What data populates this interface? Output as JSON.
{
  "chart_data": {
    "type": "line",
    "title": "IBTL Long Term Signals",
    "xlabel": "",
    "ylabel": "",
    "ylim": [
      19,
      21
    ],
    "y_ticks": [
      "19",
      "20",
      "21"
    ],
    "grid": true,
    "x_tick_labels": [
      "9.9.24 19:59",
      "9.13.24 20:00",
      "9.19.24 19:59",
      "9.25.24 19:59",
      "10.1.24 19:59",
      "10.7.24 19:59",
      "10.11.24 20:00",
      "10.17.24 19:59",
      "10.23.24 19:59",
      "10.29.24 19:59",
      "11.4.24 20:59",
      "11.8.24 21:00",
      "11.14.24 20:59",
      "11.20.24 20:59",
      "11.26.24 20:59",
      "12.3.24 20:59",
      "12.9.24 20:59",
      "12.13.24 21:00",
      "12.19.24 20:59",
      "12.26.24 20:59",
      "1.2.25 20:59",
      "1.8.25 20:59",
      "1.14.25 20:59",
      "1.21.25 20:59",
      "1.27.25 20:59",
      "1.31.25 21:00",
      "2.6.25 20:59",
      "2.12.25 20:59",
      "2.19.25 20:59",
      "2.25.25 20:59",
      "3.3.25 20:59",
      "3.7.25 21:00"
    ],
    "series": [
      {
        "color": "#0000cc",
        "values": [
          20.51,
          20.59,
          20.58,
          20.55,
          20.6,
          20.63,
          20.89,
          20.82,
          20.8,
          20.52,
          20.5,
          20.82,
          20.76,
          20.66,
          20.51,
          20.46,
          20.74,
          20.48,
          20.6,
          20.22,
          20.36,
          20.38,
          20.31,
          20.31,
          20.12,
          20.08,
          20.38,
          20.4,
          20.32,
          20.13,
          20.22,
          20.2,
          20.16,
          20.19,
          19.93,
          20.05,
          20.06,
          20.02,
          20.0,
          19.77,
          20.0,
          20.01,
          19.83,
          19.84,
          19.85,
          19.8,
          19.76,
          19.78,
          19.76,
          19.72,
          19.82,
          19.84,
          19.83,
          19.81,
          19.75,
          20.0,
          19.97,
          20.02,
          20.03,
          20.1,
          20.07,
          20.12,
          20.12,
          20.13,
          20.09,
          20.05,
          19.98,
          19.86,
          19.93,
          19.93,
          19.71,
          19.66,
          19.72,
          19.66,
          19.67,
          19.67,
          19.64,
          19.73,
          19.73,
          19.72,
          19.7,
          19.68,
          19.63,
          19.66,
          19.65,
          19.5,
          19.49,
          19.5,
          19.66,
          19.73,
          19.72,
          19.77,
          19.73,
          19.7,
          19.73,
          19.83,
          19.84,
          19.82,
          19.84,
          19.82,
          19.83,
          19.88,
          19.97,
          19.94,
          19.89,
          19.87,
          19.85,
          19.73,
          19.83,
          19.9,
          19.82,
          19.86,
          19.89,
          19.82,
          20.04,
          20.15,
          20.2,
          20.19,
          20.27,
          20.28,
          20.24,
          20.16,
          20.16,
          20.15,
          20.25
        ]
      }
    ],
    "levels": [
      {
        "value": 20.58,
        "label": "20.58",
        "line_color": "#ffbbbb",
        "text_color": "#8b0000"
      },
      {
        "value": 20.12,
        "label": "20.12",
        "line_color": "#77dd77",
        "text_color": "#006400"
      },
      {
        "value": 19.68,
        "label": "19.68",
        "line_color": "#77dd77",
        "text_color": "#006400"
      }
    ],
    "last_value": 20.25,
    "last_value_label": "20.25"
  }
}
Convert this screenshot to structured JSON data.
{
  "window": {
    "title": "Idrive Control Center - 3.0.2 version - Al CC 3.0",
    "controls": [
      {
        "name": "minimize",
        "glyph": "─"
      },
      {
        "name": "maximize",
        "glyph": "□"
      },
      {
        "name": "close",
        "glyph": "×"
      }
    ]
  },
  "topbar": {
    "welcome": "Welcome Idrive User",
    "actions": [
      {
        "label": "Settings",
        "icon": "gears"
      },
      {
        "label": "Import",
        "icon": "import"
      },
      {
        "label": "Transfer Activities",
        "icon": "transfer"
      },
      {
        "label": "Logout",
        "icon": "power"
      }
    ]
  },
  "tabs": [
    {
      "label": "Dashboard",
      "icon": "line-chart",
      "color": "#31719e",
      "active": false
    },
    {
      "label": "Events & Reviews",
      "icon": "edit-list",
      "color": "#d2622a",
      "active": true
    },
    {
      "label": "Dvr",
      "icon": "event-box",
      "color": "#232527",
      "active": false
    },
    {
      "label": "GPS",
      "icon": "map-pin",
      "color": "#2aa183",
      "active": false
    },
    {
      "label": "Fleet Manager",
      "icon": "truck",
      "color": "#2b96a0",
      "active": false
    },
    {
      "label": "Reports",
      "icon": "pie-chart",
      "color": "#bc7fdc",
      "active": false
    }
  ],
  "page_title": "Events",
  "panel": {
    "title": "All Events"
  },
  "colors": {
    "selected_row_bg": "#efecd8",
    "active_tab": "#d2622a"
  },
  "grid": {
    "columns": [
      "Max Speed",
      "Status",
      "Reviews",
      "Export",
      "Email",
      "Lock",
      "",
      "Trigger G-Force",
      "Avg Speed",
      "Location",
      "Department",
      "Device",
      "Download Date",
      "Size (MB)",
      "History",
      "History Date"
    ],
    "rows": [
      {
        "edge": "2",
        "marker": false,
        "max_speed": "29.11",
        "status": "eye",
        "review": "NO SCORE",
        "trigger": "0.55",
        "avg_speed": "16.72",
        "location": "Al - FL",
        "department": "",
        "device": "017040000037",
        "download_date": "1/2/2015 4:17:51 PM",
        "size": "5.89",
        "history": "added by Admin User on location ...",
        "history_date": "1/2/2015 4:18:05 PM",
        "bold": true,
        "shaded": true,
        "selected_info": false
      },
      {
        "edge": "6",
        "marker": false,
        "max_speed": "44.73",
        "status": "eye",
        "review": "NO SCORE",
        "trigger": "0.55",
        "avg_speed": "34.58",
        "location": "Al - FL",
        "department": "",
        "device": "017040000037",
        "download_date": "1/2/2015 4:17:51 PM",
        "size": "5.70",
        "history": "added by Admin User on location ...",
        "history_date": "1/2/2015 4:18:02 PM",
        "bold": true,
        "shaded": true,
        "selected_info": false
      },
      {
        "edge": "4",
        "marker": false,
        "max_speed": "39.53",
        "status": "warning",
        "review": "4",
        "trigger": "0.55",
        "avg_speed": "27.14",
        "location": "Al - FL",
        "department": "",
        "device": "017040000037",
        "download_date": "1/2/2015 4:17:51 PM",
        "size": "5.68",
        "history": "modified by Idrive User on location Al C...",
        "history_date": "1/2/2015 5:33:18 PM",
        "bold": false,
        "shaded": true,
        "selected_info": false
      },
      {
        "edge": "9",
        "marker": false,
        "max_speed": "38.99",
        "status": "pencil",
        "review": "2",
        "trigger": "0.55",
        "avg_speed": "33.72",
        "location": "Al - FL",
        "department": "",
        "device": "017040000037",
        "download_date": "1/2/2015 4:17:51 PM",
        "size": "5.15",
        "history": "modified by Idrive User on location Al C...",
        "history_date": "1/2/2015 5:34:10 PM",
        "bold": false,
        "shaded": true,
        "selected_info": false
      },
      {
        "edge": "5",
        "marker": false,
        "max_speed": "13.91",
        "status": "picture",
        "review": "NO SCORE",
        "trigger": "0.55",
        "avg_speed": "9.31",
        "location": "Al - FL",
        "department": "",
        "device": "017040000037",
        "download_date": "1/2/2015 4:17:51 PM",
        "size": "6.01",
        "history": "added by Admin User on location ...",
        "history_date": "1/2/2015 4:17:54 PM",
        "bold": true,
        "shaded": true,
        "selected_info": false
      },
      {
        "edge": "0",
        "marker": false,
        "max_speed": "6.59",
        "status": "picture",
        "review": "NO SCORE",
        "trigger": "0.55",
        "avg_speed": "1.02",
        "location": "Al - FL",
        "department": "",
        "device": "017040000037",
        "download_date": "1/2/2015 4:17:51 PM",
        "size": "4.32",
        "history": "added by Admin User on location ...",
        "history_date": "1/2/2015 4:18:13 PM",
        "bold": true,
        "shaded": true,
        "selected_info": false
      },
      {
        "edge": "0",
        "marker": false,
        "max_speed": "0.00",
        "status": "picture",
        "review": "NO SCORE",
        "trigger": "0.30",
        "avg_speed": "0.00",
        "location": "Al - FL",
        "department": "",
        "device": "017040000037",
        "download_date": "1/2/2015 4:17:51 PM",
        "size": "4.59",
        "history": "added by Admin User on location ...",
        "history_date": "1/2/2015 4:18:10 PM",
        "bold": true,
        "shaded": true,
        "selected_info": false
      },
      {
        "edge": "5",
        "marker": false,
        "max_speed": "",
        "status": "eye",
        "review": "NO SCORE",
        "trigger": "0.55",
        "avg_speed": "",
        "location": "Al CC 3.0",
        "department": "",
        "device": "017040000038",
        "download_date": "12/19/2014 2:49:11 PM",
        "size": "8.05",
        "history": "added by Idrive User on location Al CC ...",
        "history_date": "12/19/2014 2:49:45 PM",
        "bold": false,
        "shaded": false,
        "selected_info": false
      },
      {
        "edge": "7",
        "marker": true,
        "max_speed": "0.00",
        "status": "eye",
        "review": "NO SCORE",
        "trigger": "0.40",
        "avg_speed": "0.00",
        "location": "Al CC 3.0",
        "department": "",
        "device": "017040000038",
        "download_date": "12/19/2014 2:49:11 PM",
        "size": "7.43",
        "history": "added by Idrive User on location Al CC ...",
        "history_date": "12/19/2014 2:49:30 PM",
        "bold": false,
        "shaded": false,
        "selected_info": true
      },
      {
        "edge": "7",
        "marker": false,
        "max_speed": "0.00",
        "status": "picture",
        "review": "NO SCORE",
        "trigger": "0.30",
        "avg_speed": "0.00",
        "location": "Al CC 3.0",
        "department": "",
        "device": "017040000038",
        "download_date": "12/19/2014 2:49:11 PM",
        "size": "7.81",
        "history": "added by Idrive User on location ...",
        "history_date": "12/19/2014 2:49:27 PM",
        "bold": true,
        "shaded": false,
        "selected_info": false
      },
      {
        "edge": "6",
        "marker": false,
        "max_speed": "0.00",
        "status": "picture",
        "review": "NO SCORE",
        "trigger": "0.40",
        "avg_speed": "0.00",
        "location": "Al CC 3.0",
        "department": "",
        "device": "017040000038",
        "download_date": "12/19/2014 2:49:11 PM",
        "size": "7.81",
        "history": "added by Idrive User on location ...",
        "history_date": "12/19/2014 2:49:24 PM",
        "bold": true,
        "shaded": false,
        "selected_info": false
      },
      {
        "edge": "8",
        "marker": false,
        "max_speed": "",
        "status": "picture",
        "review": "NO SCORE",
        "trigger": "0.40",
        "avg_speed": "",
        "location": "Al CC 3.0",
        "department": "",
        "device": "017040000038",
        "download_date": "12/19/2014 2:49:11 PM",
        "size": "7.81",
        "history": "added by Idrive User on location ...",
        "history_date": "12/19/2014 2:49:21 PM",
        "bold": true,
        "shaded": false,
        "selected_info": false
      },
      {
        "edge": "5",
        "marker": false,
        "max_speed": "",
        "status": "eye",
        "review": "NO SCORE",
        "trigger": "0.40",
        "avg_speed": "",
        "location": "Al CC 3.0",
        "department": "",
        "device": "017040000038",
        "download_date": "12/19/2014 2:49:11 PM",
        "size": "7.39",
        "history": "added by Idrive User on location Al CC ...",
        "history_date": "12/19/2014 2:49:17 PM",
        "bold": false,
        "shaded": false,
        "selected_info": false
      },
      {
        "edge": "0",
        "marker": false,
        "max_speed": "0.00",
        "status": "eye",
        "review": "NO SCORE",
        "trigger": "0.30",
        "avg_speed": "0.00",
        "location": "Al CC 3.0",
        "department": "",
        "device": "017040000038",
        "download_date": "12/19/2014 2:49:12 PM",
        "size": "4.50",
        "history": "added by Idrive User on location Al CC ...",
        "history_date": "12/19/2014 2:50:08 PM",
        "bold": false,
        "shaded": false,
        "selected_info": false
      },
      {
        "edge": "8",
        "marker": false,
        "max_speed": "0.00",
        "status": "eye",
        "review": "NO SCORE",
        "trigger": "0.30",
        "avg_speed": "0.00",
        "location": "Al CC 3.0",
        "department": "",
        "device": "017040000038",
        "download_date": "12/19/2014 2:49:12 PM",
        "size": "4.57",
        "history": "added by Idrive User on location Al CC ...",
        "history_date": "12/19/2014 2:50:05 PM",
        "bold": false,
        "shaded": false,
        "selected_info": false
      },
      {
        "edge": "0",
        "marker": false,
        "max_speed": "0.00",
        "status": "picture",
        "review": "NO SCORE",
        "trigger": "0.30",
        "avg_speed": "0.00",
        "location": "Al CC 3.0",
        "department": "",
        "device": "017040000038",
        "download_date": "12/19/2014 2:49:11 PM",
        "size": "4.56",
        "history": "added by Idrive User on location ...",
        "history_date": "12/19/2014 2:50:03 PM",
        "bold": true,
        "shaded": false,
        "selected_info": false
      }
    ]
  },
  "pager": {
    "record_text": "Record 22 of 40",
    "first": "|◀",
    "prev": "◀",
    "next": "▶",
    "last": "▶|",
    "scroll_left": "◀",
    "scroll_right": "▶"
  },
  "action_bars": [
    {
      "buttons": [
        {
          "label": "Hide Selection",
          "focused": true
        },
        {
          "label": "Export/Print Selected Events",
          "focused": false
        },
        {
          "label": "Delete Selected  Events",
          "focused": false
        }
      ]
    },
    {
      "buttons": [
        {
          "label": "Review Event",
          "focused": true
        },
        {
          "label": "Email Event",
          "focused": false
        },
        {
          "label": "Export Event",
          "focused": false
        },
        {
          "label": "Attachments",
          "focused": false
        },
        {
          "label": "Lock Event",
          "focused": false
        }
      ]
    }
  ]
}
*-*-*
— REQUIREMENTS —
Identify and extract each line of the listing that contains "Export".

— EXPECTED OUTPUT —
      "Export",
          "label": "Export/Print Selected Events",
          "label": "Export Event",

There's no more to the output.